(EXERCISE BRIEF)
Transcribe the lines of the records starting with the one that has "Type out the text in this image." in it and ending with the last, and transcribe nothing else.

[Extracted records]
━━━━━━━━━━━━━━━━━━━━
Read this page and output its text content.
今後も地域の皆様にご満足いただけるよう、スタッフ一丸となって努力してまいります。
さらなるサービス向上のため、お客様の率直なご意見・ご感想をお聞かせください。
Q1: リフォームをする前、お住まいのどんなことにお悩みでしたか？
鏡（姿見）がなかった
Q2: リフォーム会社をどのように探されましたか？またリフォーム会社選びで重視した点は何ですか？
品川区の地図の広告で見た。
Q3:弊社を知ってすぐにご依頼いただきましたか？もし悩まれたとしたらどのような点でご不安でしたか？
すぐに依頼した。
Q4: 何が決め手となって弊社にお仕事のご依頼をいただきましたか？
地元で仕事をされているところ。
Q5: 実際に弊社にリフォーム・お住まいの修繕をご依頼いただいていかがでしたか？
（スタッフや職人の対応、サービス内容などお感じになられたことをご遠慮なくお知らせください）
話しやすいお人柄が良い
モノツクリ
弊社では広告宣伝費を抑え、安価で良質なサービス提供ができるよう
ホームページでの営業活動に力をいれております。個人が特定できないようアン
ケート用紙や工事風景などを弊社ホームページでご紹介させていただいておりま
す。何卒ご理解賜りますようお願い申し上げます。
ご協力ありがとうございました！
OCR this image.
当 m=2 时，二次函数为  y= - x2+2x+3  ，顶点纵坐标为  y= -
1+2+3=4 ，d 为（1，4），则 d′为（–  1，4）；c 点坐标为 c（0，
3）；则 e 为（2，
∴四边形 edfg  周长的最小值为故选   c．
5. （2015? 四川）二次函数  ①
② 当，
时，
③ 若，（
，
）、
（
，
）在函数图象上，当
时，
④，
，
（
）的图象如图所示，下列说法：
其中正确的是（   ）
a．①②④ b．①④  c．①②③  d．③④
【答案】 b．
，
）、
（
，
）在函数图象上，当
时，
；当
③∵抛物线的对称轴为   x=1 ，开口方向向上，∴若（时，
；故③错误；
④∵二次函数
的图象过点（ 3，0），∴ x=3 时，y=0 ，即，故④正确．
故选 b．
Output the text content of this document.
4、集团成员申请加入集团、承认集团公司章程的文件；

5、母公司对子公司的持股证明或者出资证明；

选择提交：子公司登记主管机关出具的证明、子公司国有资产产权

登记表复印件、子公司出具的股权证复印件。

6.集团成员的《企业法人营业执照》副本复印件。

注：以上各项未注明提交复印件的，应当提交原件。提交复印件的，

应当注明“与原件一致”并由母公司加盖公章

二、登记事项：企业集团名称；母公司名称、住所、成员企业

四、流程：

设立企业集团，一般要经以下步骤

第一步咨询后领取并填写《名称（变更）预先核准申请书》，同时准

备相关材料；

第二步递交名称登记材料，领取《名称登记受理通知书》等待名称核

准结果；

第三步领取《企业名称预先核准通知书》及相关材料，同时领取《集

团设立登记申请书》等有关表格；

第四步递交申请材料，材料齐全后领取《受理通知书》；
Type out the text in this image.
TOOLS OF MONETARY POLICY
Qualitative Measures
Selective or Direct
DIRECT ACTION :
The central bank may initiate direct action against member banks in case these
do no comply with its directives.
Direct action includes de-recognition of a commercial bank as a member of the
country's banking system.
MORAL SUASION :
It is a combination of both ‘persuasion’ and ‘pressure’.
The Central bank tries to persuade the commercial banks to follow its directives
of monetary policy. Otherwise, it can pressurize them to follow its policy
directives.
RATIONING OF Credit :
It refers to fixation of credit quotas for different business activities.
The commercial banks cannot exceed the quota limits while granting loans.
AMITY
━━━━━━━━━━━━━━━━━━━━
(RESPONSE TO THIS EXERCISE)
Type out the text in this image.
TOOLS OF MONETARY POLICY
Qualitative Measures
Selective or Direct
DIRECT ACTION :
The central bank may initiate direct action against member banks in case these
do no comply with its directives.
Direct action includes de-recognition of a commercial bank as a member of the
country's banking system.
MORAL SUASION :
It is a combination of both ‘persuasion’ and ‘pressure’.
The Central bank tries to persuade the commercial banks to follow its directives
of monetary policy. Otherwise, it can pressurize them to follow its policy
directives.
RATIONING OF Credit :
It refers to fixation of credit quotas for different business activities.
The commercial banks cannot exceed the quota limits while granting loans.
AMITY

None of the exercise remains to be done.